**SHORT TASK:**
Please give the listing again in its entirety, exactly as written.
** start **
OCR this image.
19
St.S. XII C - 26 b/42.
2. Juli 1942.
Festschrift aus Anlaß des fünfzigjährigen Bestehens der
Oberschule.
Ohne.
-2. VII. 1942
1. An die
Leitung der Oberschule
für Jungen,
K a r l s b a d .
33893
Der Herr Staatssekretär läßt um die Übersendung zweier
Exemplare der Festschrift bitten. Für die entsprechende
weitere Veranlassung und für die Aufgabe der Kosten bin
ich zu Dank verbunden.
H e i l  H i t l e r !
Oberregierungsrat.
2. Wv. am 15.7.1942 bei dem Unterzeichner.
** end **
**TASK OUTPUT:**
OCR this image.
19
St.S. XII C - 26 b/42.
2. Juli 1942.
Festschrift aus Anlaß des fünfzigjährigen Bestehens der
Oberschule.
Ohne.
-2. VII. 1942
1. An die
Leitung der Oberschule
für Jungen,
K a r l s b a d .
33893
Der Herr Staatssekretär läßt um die Übersendung zweier
Exemplare der Festschrift bitten. Für die entsprechende
weitere Veranlassung und für die Aufgabe der Kosten bin
ich zu Dank verbunden.
H e i l  H i t l e r !
Oberregierungsrat.
2. Wv. am 15.7.1942 bei dem Unterzeichner.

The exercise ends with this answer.